### [DATA LISTING]
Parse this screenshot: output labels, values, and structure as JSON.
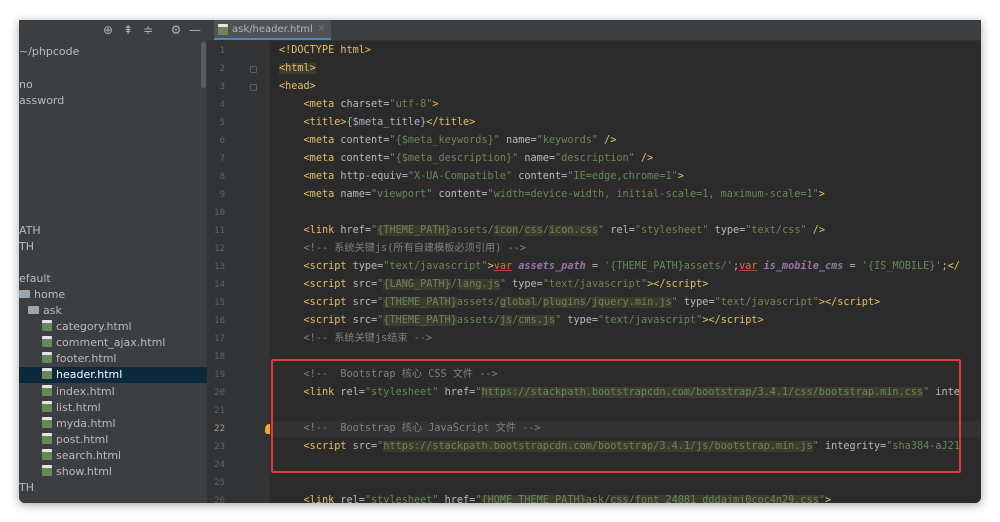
{
  "tab": {
    "label": "ask/header.html"
  },
  "project_tree": [
    {
      "label": "~/phpcode",
      "kind": "text"
    },
    {
      "label": "no",
      "kind": "text"
    },
    {
      "label": "assword",
      "kind": "text"
    },
    {
      "label": "ATH",
      "kind": "text"
    },
    {
      "label": "TH",
      "kind": "text"
    },
    {
      "label": "efault",
      "kind": "text"
    },
    {
      "label": "home",
      "kind": "folder"
    },
    {
      "label": "ask",
      "kind": "folder"
    },
    {
      "label": "category.html",
      "kind": "html"
    },
    {
      "label": "comment_ajax.html",
      "kind": "html"
    },
    {
      "label": "footer.html",
      "kind": "html"
    },
    {
      "label": "header.html",
      "kind": "html",
      "selected": true
    },
    {
      "label": "index.html",
      "kind": "html"
    },
    {
      "label": "list.html",
      "kind": "html"
    },
    {
      "label": "myda.html",
      "kind": "html"
    },
    {
      "label": "post.html",
      "kind": "html"
    },
    {
      "label": "search.html",
      "kind": "html"
    },
    {
      "label": "show.html",
      "kind": "html"
    },
    {
      "label": "TH",
      "kind": "text"
    }
  ],
  "editor": {
    "current_line": 22,
    "lines": [
      {
        "n": "1",
        "html": "<span class='t'>&lt;!DOCTYPE html&gt;</span>"
      },
      {
        "n": "2",
        "html": "<span class='t hl'>&lt;html&gt;</span>"
      },
      {
        "n": "3",
        "html": "<span class='t'>&lt;head&gt;</span>"
      },
      {
        "n": "4",
        "html": "    <span class='t'>&lt;meta </span><span class='a'>charset=</span><span class='s'>\"utf-8\"</span><span class='t'>&gt;</span>"
      },
      {
        "n": "5",
        "html": "    <span class='t'>&lt;title&gt;</span>{$meta_title}<span class='t'>&lt;/title&gt;</span>"
      },
      {
        "n": "6",
        "html": "    <span class='t'>&lt;meta </span><span class='a'>content=</span><span class='s'>\"{$meta_keywords}\" </span><span class='a'>name=</span><span class='s'>\"keywords\"</span><span class='t'> /&gt;</span>"
      },
      {
        "n": "7",
        "html": "    <span class='t'>&lt;meta </span><span class='a'>content=</span><span class='s'>\"{$meta_description}\" </span><span class='a'>name=</span><span class='s'>\"description\"</span><span class='t'> /&gt;</span>"
      },
      {
        "n": "8",
        "html": "    <span class='t'>&lt;meta </span><span class='a'>http-equiv=</span><span class='s'>\"X-UA-Compatible\" </span><span class='a'>content=</span><span class='s'>\"IE=edge,chrome=1\"</span><span class='t'>&gt;</span>"
      },
      {
        "n": "9",
        "html": "    <span class='t'>&lt;meta </span><span class='a'>name=</span><span class='s'>\"viewport\" </span><span class='a'>content=</span><span class='s'>\"width=device-width, initial-scale=1, maximum-scale=1\"</span><span class='t'>&gt;</span>"
      },
      {
        "n": "10",
        "html": ""
      },
      {
        "n": "11",
        "html": "    <span class='t'>&lt;link </span><span class='a'>href=</span><span class='s'>\"<span class='hl'>{THEME_PATH}</span>assets/<span class='hl'>icon</span>/<span class='hl'>css</span>/<span class='hl'>icon.css</span>\" </span><span class='a'>rel=</span><span class='s'>\"stylesheet\" </span><span class='a'>type=</span><span class='s'>\"text/css\"</span><span class='t'> /&gt;</span>"
      },
      {
        "n": "12",
        "html": "    <span class='c'>&lt;!-- 系统关键js(所有自建模板必须引用) --&gt;</span>"
      },
      {
        "n": "13",
        "html": "    <span class='t'>&lt;script </span><span class='a'>type=</span><span class='s'>\"text/javascript\"</span><span class='t'>&gt;</span><span class='k u'>var</span> <span class='v'>assets_path</span> = <span class='s'>'{THEME_PATH}assets/'</span>;<span class='k u'>var</span> <span class='v'>is_mobile_cms</span> = <span class='s'>'{IS_MOBILE}'</span>;<span class='t'>&lt;/</span>"
      },
      {
        "n": "14",
        "html": "    <span class='t'>&lt;script </span><span class='a'>src=</span><span class='s'>\"<span class='hl'>{LANG_PATH}</span>/<span class='hl'>lang.js</span>\" </span><span class='a'>type=</span><span class='s'>\"text/javascript\"</span><span class='t'>&gt;&lt;/script&gt;</span>"
      },
      {
        "n": "15",
        "html": "    <span class='t'>&lt;script </span><span class='a'>src=</span><span class='s'>\"<span class='hl'>{THEME_PATH}</span>assets/<span class='hl'>global</span>/<span class='hl'>plugins</span>/<span class='hl'>jquery.min.js</span>\" </span><span class='a'>type=</span><span class='s'>\"text/javascript\"</span><span class='t'>&gt;&lt;/script&gt;</span>"
      },
      {
        "n": "16",
        "html": "    <span class='t'>&lt;script </span><span class='a'>src=</span><span class='s'>\"<span class='hl'>{THEME_PATH}</span>assets/<span class='hl'>js</span>/<span class='hl'>cms.js</span>\" </span><span class='a'>type=</span><span class='s'>\"text/javascript\"</span><span class='t'>&gt;&lt;/script&gt;</span>"
      },
      {
        "n": "17",
        "html": "    <span class='c'>&lt;!-- 系统关键js结束 --&gt;</span>"
      },
      {
        "n": "18",
        "html": ""
      },
      {
        "n": "19",
        "html": "    <span class='c'>&lt;!--  Bootstrap 核心 CSS 文件 --&gt;</span>"
      },
      {
        "n": "20",
        "html": "    <span class='t'>&lt;link </span><span class='a'>rel=</span><span class='s'>\"stylesheet\" </span><span class='a'>href=</span><span class='s'>\"<span class='hl'>https://stackpath.bootstrapcdn.com/bootstrap/3.4.1/css/bootstrap.min.css</span>\" </span><span class='a'>inte</span>"
      },
      {
        "n": "21",
        "html": ""
      },
      {
        "n": "22",
        "html": "    <span class='c'>&lt;!--  Bootstrap 核心 JavaScript 文件 --&gt;</span>"
      },
      {
        "n": "23",
        "html": "    <span class='t'>&lt;script </span><span class='a'>src=</span><span class='s'>\"<span class='hl'>https://stackpath.bootstrapcdn.com/bootstrap/3.4.1/js/bootstrap.min.js</span>\" </span><span class='a'>integrity=</span><span class='s'>\"sha384-aJ21</span>"
      },
      {
        "n": "24",
        "html": ""
      },
      {
        "n": "25",
        "html": ""
      },
      {
        "n": "26",
        "html": "    <span class='t'>&lt;link </span><span class='a'>rel=</span><span class='s'>\"stylesheet\" </span><span class='a'>href=</span><span class='s'>\"<span class='hl'>{HOME_THEME_PATH}</span>ask/<span class='hl'>css</span>/<span class='hl'>font_24081_dddajmj0coc4n29.css</span>\"</span><span class='t'>&gt;</span>"
      }
    ]
  }
}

### [EXERCISE AIM]
Please repeat the entries exactly. Do not include the pictures.

### [TASK ANSWER]
Parse this screenshot: output labels, values, and structure as JSON.
{
  "tab": {
    "label": "ask/header.html"
  },
  "project_tree": [
    {
      "label": "~/phpcode",
      "kind": "text"
    },
    {
      "label": "no",
      "kind": "text"
    },
    {
      "label": "assword",
      "kind": "text"
    },
    {
      "label": "ATH",
      "kind": "text"
    },
    {
      "label": "TH",
      "kind": "text"
    },
    {
      "label": "efault",
      "kind": "text"
    },
    {
      "label": "home",
      "kind": "folder"
    },
    {
      "label": "ask",
      "kind": "folder"
    },
    {
      "label": "category.html",
      "kind": "html"
    },
    {
      "label": "comment_ajax.html",
      "kind": "html"
    },
    {
      "label": "footer.html",
      "kind": "html"
    },
    {
      "label": "header.html",
      "kind": "html",
      "selected": true
    },
    {
      "label": "index.html",
      "kind": "html"
    },
    {
      "label": "list.html",
      "kind": "html"
    },
    {
      "label": "myda.html",
      "kind": "html"
    },
    {
      "label": "post.html",
      "kind": "html"
    },
    {
      "label": "search.html",
      "kind": "html"
    },
    {
      "label": "show.html",
      "kind": "html"
    },
    {
      "label": "TH",
      "kind": "text"
    }
  ],
  "editor": {
    "current_line": 22,
    "lines": [
      {
        "n": "1",
        "html": "<span class='t'>&lt;!DOCTYPE html&gt;</span>"
      },
      {
        "n": "2",
        "html": "<span class='t hl'>&lt;html&gt;</span>"
      },
      {
        "n": "3",
        "html": "<span class='t'>&lt;head&gt;</span>"
      },
      {
        "n": "4",
        "html": "    <span class='t'>&lt;meta </span><span class='a'>charset=</span><span class='s'>\"utf-8\"</span><span class='t'>&gt;</span>"
      },
      {
        "n": "5",
        "html": "    <span class='t'>&lt;title&gt;</span>{$meta_title}<span class='t'>&lt;/title&gt;</span>"
      },
      {
        "n": "6",
        "html": "    <span class='t'>&lt;meta </span><span class='a'>content=</span><span class='s'>\"{$meta_keywords}\" </span><span class='a'>name=</span><span class='s'>\"keywords\"</span><span class='t'> /&gt;</span>"
      },
      {
        "n": "7",
        "html": "    <span class='t'>&lt;meta </span><span class='a'>content=</span><span class='s'>\"{$meta_description}\" </span><span class='a'>name=</span><span class='s'>\"description\"</span><span class='t'> /&gt;</span>"
      },
      {
        "n": "8",
        "html": "    <span class='t'>&lt;meta </span><span class='a'>http-equiv=</span><span class='s'>\"X-UA-Compatible\" </span><span class='a'>content=</span><span class='s'>\"IE=edge,chrome=1\"</span><span class='t'>&gt;</span>"
      },
      {
        "n": "9",
        "html": "    <span class='t'>&lt;meta </span><span class='a'>name=</span><span class='s'>\"viewport\" </span><span class='a'>content=</span><span class='s'>\"width=device-width, initial-scale=1, maximum-scale=1\"</span><span class='t'>&gt;</span>"
      },
      {
        "n": "10",
        "html": ""
      },
      {
        "n": "11",
        "html": "    <span class='t'>&lt;link </span><span class='a'>href=</span><span class='s'>\"<span class='hl'>{THEME_PATH}</span>assets/<span class='hl'>icon</span>/<span class='hl'>css</span>/<span class='hl'>icon.css</span>\" </span><span class='a'>rel=</span><span class='s'>\"stylesheet\" </span><span class='a'>type=</span><span class='s'>\"text/css\"</span><span class='t'> /&gt;</span>"
      },
      {
        "n": "12",
        "html": "    <span class='c'>&lt;!-- 系统关键js(所有自建模板必须引用) --&gt;</span>"
      },
      {
        "n": "13",
        "html": "    <span class='t'>&lt;script </span><span class='a'>type=</span><span class='s'>\"text/javascript\"</span><span class='t'>&gt;</span><span class='k u'>var</span> <span class='v'>assets_path</span> = <span class='s'>'{THEME_PATH}assets/'</span>;<span class='k u'>var</span> <span class='v'>is_mobile_cms</span> = <span class='s'>'{IS_MOBILE}'</span>;<span class='t'>&lt;/</span>"
      },
      {
        "n": "14",
        "html": "    <span class='t'>&lt;script </span><span class='a'>src=</span><span class='s'>\"<span class='hl'>{LANG_PATH}</span>/<span class='hl'>lang.js</span>\" </span><span class='a'>type=</span><span class='s'>\"text/javascript\"</span><span class='t'>&gt;&lt;/script&gt;</span>"
      },
      {
        "n": "15",
        "html": "    <span class='t'>&lt;script </span><span class='a'>src=</span><span class='s'>\"<span class='hl'>{THEME_PATH}</span>assets/<span class='hl'>global</span>/<span class='hl'>plugins</span>/<span class='hl'>jquery.min.js</span>\" </span><span class='a'>type=</span><span class='s'>\"text/javascript\"</span><span class='t'>&gt;&lt;/script&gt;</span>"
      },
      {
        "n": "16",
        "html": "    <span class='t'>&lt;script </span><span class='a'>src=</span><span class='s'>\"<span class='hl'>{THEME_PATH}</span>assets/<span class='hl'>js</span>/<span class='hl'>cms.js</span>\" </span><span class='a'>type=</span><span class='s'>\"text/javascript\"</span><span class='t'>&gt;&lt;/script&gt;</span>"
      },
      {
        "n": "17",
        "html": "    <span class='c'>&lt;!-- 系统关键js结束 --&gt;</span>"
      },
      {
        "n": "18",
        "html": ""
      },
      {
        "n": "19",
        "html": "    <span class='c'>&lt;!--  Bootstrap 核心 CSS 文件 --&gt;</span>"
      },
      {
        "n": "20",
        "html": "    <span class='t'>&lt;link </span><span class='a'>rel=</span><span class='s'>\"stylesheet\" </span><span class='a'>href=</span><span class='s'>\"<span class='hl'>https://stackpath.bootstrapcdn.com/bootstrap/3.4.1/css/bootstrap.min.css</span>\" </span><span class='a'>inte</span>"
      },
      {
        "n": "21",
        "html": ""
      },
      {
        "n": "22",
        "html": "    <span class='c'>&lt;!--  Bootstrap 核心 JavaScript 文件 --&gt;</span>"
      },
      {
        "n": "23",
        "html": "    <span class='t'>&lt;script </span><span class='a'>src=</span><span class='s'>\"<span class='hl'>https://stackpath.bootstrapcdn.com/bootstrap/3.4.1/js/bootstrap.min.js</span>\" </span><span class='a'>integrity=</span><span class='s'>\"sha384-aJ21</span>"
      },
      {
        "n": "24",
        "html": ""
      },
      {
        "n": "25",
        "html": ""
      },
      {
        "n": "26",
        "html": "    <span class='t'>&lt;link </span><span class='a'>rel=</span><span class='s'>\"stylesheet\" </span><span class='a'>href=</span><span class='s'>\"<span class='hl'>{HOME_THEME_PATH}</span>ask/<span class='hl'>css</span>/<span class='hl'>font_24081_dddajmj0coc4n29.css</span>\"</span><span class='t'>&gt;</span>"
      }
    ]
  }
}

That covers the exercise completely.